WHAT IS NEEDED
Find the lines holding the string "color" in the data, then copy all of them.

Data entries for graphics
=====
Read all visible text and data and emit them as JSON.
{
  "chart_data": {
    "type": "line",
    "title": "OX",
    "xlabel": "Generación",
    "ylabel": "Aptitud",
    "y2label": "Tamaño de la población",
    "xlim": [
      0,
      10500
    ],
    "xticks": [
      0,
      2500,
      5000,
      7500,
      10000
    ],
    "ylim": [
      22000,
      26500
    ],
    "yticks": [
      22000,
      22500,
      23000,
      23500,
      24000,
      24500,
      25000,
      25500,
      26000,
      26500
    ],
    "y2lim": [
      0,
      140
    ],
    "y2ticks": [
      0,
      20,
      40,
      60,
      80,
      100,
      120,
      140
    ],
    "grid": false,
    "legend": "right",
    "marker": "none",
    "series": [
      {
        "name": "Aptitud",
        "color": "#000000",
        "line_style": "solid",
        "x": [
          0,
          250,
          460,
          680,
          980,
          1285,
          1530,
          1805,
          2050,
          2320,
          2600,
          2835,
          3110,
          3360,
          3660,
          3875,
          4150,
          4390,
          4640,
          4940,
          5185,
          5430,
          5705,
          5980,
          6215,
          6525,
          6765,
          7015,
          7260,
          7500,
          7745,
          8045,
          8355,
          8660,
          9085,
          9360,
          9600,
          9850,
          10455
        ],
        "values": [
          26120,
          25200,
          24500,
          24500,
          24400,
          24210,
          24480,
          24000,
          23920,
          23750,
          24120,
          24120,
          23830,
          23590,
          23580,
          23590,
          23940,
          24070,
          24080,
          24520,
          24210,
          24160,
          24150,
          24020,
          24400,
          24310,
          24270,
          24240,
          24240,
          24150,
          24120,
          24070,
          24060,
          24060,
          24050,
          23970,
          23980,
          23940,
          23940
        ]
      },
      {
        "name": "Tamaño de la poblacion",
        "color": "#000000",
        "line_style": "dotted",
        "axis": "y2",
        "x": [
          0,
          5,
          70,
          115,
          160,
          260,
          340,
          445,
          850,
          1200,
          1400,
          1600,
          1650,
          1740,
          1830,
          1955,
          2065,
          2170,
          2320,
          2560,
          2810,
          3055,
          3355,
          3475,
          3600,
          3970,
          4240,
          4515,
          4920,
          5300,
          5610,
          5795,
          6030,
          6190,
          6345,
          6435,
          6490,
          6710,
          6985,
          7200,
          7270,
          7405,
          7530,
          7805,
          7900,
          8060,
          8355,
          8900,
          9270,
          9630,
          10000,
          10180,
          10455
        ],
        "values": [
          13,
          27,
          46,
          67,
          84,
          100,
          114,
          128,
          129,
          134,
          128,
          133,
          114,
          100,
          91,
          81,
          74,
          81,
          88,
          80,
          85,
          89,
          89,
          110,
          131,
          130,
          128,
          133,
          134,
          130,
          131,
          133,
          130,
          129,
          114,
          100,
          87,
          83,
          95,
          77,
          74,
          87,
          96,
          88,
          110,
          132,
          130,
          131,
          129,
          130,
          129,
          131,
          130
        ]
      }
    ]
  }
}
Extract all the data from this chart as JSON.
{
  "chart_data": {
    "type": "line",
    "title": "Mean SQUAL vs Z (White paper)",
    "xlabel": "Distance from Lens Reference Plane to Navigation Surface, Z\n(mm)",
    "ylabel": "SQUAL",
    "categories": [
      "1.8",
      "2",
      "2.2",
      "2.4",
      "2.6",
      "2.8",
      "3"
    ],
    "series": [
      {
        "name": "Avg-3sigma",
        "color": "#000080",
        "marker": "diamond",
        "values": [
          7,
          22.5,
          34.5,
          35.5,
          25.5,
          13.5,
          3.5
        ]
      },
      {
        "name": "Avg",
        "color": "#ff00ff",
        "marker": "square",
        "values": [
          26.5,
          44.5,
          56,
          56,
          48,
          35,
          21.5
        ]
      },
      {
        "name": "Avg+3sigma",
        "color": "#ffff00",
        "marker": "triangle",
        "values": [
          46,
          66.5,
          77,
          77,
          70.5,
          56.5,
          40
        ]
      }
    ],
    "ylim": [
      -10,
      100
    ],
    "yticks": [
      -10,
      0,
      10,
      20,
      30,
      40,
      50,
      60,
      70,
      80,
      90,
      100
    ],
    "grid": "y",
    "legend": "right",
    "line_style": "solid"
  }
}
=====
RESULT
        "color": "#000000",
        "color": "#000000",
        "color": "#000080",
        "color": "#ff00ff",
        "color": "#ffff00",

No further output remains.